Items from a data source:
+ + + +
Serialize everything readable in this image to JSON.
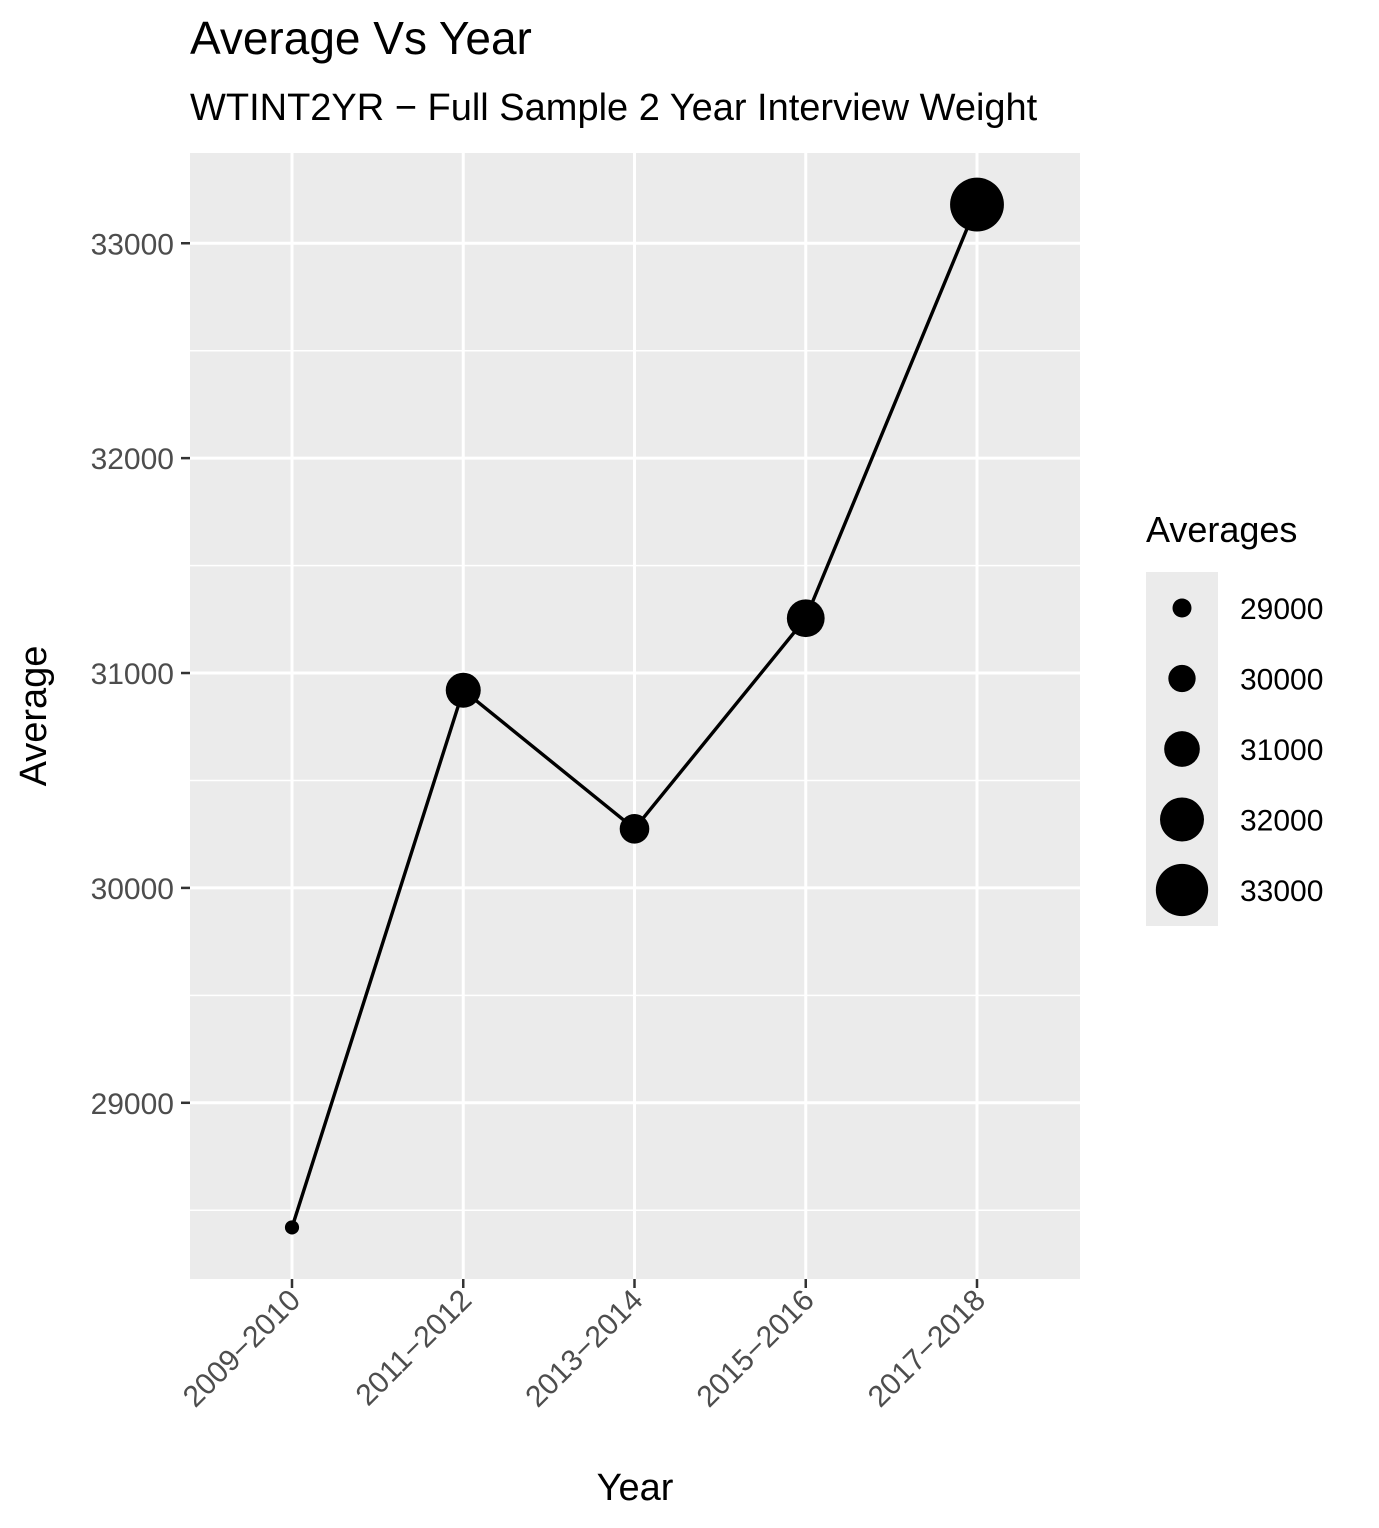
{
  "chart_data": {
    "type": "line",
    "title": "Average Vs Year",
    "subtitle": "WTINT2YR − Full Sample 2 Year Interview Weight",
    "xlabel": "Year",
    "ylabel": "Average",
    "categories": [
      "2009−2010",
      "2011−2012",
      "2013−2014",
      "2015−2016",
      "2017−2018"
    ],
    "values": [
      28420,
      30920,
      30275,
      31255,
      33180
    ],
    "ylim": [
      28180,
      33420
    ],
    "yticks": [
      29000,
      30000,
      31000,
      32000,
      33000
    ],
    "ytick_labels": [
      "29000",
      "30000",
      "31000",
      "32000",
      "33000"
    ],
    "grid": true,
    "background_color": "#ebebeb",
    "line_color": "#000000",
    "point_color": "#000000",
    "size_legend": {
      "title": "Averages",
      "placement": "right",
      "levels": [
        29000,
        30000,
        31000,
        32000,
        33000
      ],
      "labels": [
        "29000",
        "30000",
        "31000",
        "32000",
        "33000"
      ]
    }
  }
}
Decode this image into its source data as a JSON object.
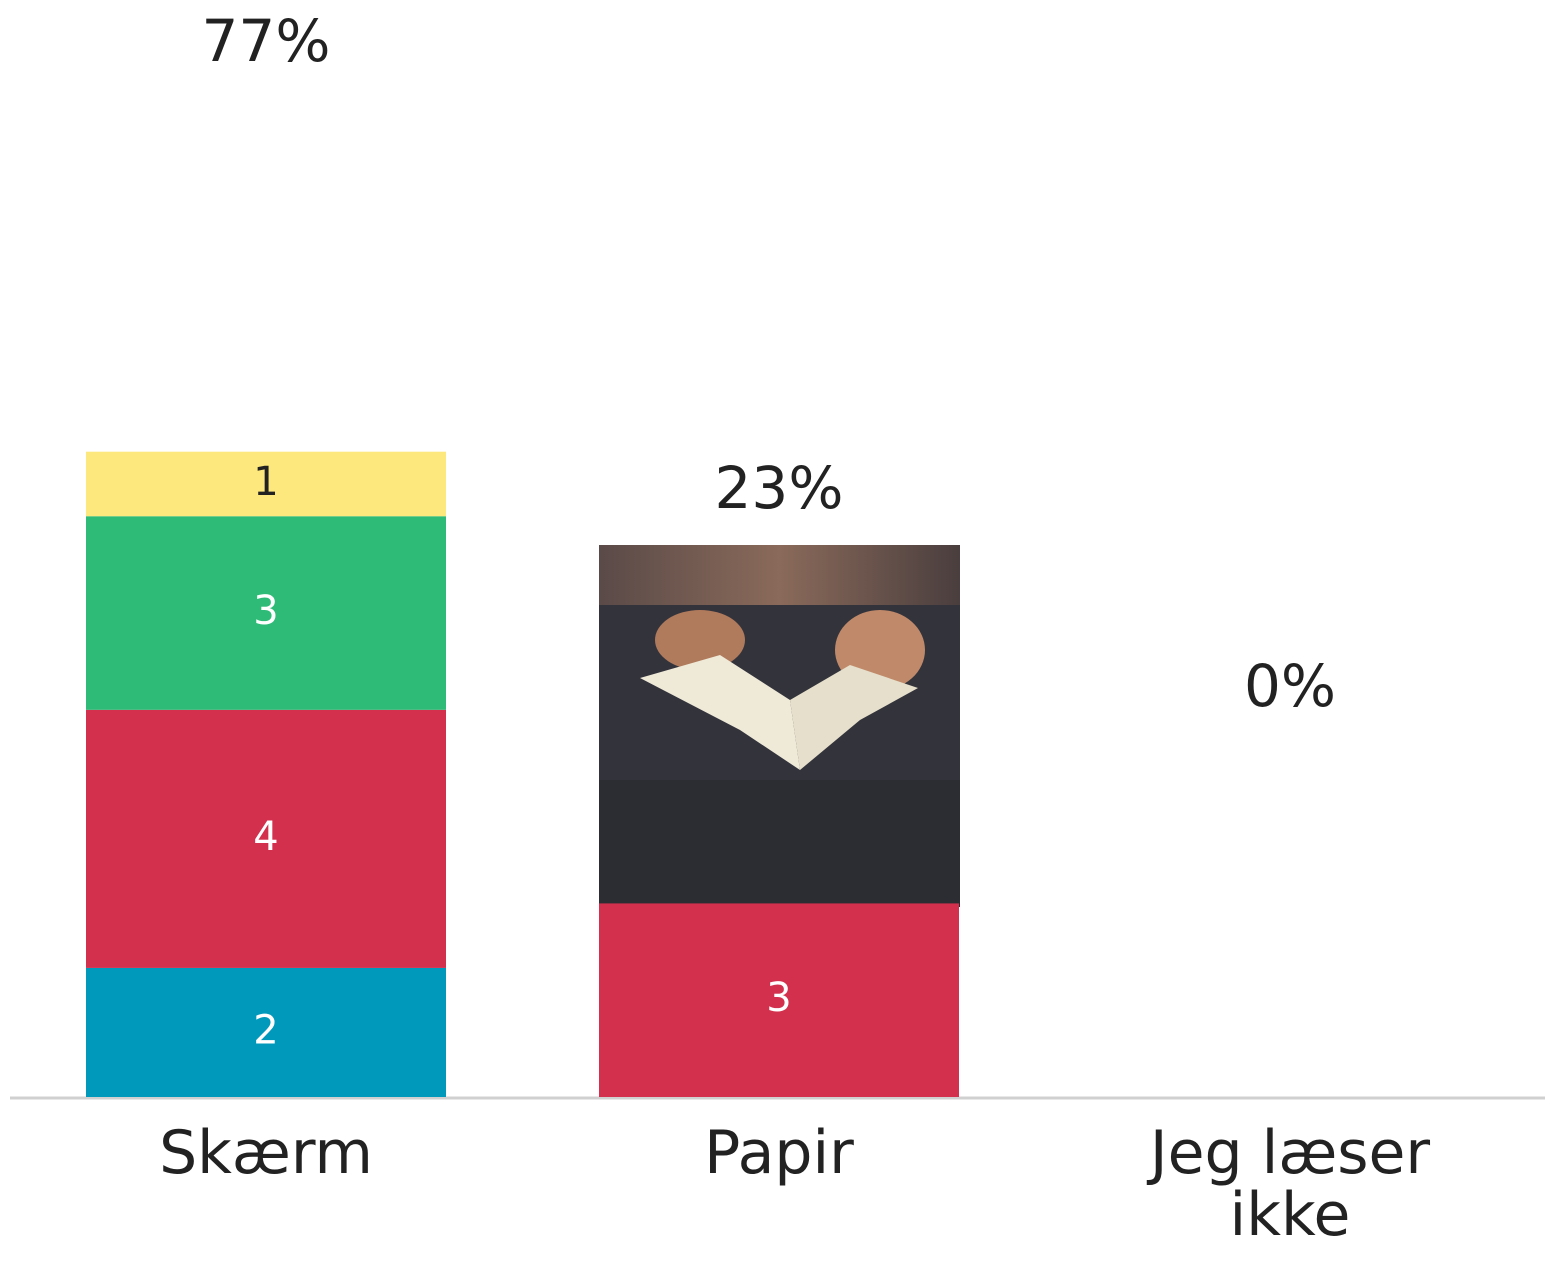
{
  "chart_data": {
    "type": "stacked-bar",
    "categories": [
      "Skærm",
      "Papir",
      "Jeg læser ikke"
    ],
    "series": [
      {
        "color": "#0099bb",
        "values": [
          2,
          null,
          null
        ]
      },
      {
        "color": "#d2304d",
        "values": [
          4,
          3,
          null
        ]
      },
      {
        "color": "#2ebb77",
        "values": [
          3,
          null,
          null
        ]
      },
      {
        "color": "#fce87c",
        "values": [
          1,
          null,
          null
        ]
      }
    ],
    "percentages": {
      "values": [
        77,
        23,
        0
      ],
      "value_labels": [
        "77%",
        "23%",
        "0%"
      ]
    },
    "ylim": [
      0,
      17
    ]
  }
}
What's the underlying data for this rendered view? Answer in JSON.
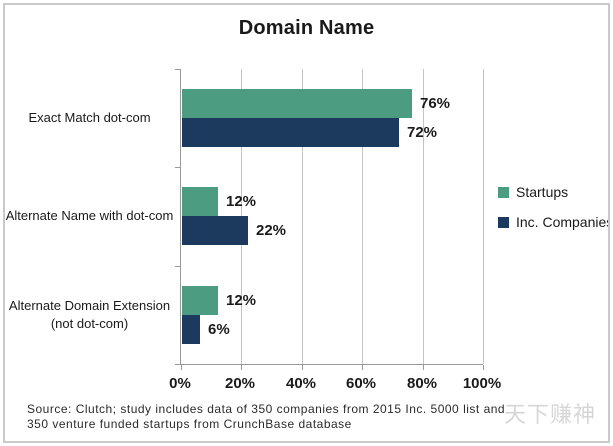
{
  "title": "Domain Name",
  "chart_data": {
    "type": "bar",
    "orientation": "horizontal",
    "title": "Domain Name",
    "categories": [
      "Exact Match dot-com",
      "Alternate Name with dot-com",
      "Alternate Domain Extension (not dot-com)"
    ],
    "series": [
      {
        "name": "Startups",
        "color": "#4B9C81",
        "values": [
          76,
          12,
          12
        ]
      },
      {
        "name": "Inc. Companies",
        "color": "#1C3A5E",
        "values": [
          72,
          22,
          6
        ]
      }
    ],
    "value_labels": [
      [
        "76%",
        "12%",
        "12%"
      ],
      [
        "72%",
        "22%",
        "6%"
      ]
    ],
    "xtick_labels": [
      "0%",
      "20%",
      "40%",
      "60%",
      "80%",
      "100%"
    ],
    "xlim": [
      0,
      100
    ],
    "grid": true,
    "legend_position": "right",
    "bar_value_suffix": "%"
  },
  "source": {
    "line1": "Source: Clutch; study includes data of 350 companies from 2015 Inc. 5000 list and",
    "line2": "350 venture funded startups from CrunchBase database"
  },
  "watermark": "天下赚神"
}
+ + + +
**Stated task:** Omit the pictures and reproduce the listing exactly.

**Correct response:**
Serialize everything readable in this image to JSON.
{
  "chart_data": {
    "type": "line",
    "title": "Average Vs Year",
    "subtitle": "WTINT2YR − Full Sample 2 Year Interview Weight",
    "xlabel": "Year",
    "ylabel": "Average",
    "categories": [
      "2009−2010",
      "2011−2012",
      "2013−2014",
      "2015−2016",
      "2017−2018"
    ],
    "values": [
      28420,
      30920,
      30275,
      31255,
      33180
    ],
    "ylim": [
      28180,
      33420
    ],
    "yticks": [
      29000,
      30000,
      31000,
      32000,
      33000
    ],
    "ytick_labels": [
      "29000",
      "30000",
      "31000",
      "32000",
      "33000"
    ],
    "grid": true,
    "background_color": "#ebebeb",
    "line_color": "#000000",
    "point_color": "#000000",
    "size_legend": {
      "title": "Averages",
      "placement": "right",
      "levels": [
        29000,
        30000,
        31000,
        32000,
        33000
      ],
      "labels": [
        "29000",
        "30000",
        "31000",
        "32000",
        "33000"
      ]
    }
  }
}
Decode this image into its source data as a JSON object.
{
  "chart_data": {
    "type": "stacked-bar",
    "categories": [
      "Skærm",
      "Papir",
      "Jeg læser ikke"
    ],
    "series": [
      {
        "color": "#0099bb",
        "values": [
          2,
          null,
          null
        ]
      },
      {
        "color": "#d2304d",
        "values": [
          4,
          3,
          null
        ]
      },
      {
        "color": "#2ebb77",
        "values": [
          3,
          null,
          null
        ]
      },
      {
        "color": "#fce87c",
        "values": [
          1,
          null,
          null
        ]
      }
    ],
    "percentages": {
      "values": [
        77,
        23,
        0
      ],
      "value_labels": [
        "77%",
        "23%",
        "0%"
      ]
    },
    "ylim": [
      0,
      17
    ]
  }
}
What's the underlying data for this rendered view? Answer in JSON.
{
  "title": "Domain Name",
  "chart_data": {
    "type": "bar",
    "orientation": "horizontal",
    "title": "Domain Name",
    "categories": [
      "Exact Match dot-com",
      "Alternate Name with dot-com",
      "Alternate Domain Extension (not dot-com)"
    ],
    "series": [
      {
        "name": "Startups",
        "color": "#4B9C81",
        "values": [
          76,
          12,
          12
        ]
      },
      {
        "name": "Inc. Companies",
        "color": "#1C3A5E",
        "values": [
          72,
          22,
          6
        ]
      }
    ],
    "value_labels": [
      [
        "76%",
        "12%",
        "12%"
      ],
      [
        "72%",
        "22%",
        "6%"
      ]
    ],
    "xtick_labels": [
      "0%",
      "20%",
      "40%",
      "60%",
      "80%",
      "100%"
    ],
    "xlim": [
      0,
      100
    ],
    "grid": true,
    "legend_position": "right",
    "bar_value_suffix": "%"
  },
  "source": {
    "line1": "Source: Clutch; study includes data of 350 companies from 2015 Inc. 5000 list and",
    "line2": "350 venture funded startups from CrunchBase database"
  },
  "watermark": "天下赚神"
}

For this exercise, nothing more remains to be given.